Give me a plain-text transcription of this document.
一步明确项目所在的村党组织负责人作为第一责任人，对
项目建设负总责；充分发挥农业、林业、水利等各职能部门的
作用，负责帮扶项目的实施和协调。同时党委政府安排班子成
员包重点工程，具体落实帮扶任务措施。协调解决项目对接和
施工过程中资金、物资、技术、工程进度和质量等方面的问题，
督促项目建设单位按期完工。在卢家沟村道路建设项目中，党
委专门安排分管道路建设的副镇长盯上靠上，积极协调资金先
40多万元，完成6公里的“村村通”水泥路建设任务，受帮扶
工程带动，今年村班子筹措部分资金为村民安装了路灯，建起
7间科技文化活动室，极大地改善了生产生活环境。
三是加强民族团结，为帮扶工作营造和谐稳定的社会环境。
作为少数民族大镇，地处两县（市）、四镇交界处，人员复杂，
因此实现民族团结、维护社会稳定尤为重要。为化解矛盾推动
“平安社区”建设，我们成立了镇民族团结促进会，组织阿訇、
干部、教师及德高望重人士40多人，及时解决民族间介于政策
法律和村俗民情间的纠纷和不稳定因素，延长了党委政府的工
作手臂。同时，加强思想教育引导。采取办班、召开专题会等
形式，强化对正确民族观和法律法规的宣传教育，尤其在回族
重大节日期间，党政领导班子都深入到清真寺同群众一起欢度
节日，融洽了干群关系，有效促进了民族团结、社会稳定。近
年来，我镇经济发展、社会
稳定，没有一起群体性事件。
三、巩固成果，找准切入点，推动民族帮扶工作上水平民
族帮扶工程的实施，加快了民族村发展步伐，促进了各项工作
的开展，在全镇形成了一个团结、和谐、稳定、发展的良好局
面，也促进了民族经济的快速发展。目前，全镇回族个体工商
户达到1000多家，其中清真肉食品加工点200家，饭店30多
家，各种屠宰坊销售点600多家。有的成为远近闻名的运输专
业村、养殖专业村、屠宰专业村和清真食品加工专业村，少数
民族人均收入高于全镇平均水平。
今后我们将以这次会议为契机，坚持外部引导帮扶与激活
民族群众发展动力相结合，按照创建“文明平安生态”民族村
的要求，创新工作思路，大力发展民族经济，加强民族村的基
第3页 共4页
****************
§ GIVEN INSTRUCTION:
Give the entries again in full, exactly as they are written.

§ EXERCISE RESPONSE:
Give me a plain-text transcription of this document.
一步明确项目所在的村党组织负责人作为第一责任人，对
项目建设负总责；充分发挥农业、林业、水利等各职能部门的
作用，负责帮扶项目的实施和协调。同时党委政府安排班子成
员包重点工程，具体落实帮扶任务措施。协调解决项目对接和
施工过程中资金、物资、技术、工程进度和质量等方面的问题，
督促项目建设单位按期完工。在卢家沟村道路建设项目中，党
委专门安排分管道路建设的副镇长盯上靠上，积极协调资金先
40多万元，完成6公里的“村村通”水泥路建设任务，受帮扶
工程带动，今年村班子筹措部分资金为村民安装了路灯，建起
7间科技文化活动室，极大地改善了生产生活环境。
三是加强民族团结，为帮扶工作营造和谐稳定的社会环境。
作为少数民族大镇，地处两县（市）、四镇交界处，人员复杂，
因此实现民族团结、维护社会稳定尤为重要。为化解矛盾推动
“平安社区”建设，我们成立了镇民族团结促进会，组织阿訇、
干部、教师及德高望重人士40多人，及时解决民族间介于政策
法律和村俗民情间的纠纷和不稳定因素，延长了党委政府的工
作手臂。同时，加强思想教育引导。采取办班、召开专题会等
形式，强化对正确民族观和法律法规的宣传教育，尤其在回族
重大节日期间，党政领导班子都深入到清真寺同群众一起欢度
节日，融洽了干群关系，有效促进了民族团结、社会稳定。近
年来，我镇经济发展、社会
稳定，没有一起群体性事件。
三、巩固成果，找准切入点，推动民族帮扶工作上水平民
族帮扶工程的实施，加快了民族村发展步伐，促进了各项工作
的开展，在全镇形成了一个团结、和谐、稳定、发展的良好局
面，也促进了民族经济的快速发展。目前，全镇回族个体工商
户达到1000多家，其中清真肉食品加工点200家，饭店30多
家，各种屠宰坊销售点600多家。有的成为远近闻名的运输专
业村、养殖专业村、屠宰专业村和清真食品加工专业村，少数
民族人均收入高于全镇平均水平。
今后我们将以这次会议为契机，坚持外部引导帮扶与激活
民族群众发展动力相结合，按照创建“文明平安生态”民族村
的要求，创新工作思路，大力发展民族经济，加强民族村的基
第3页 共4页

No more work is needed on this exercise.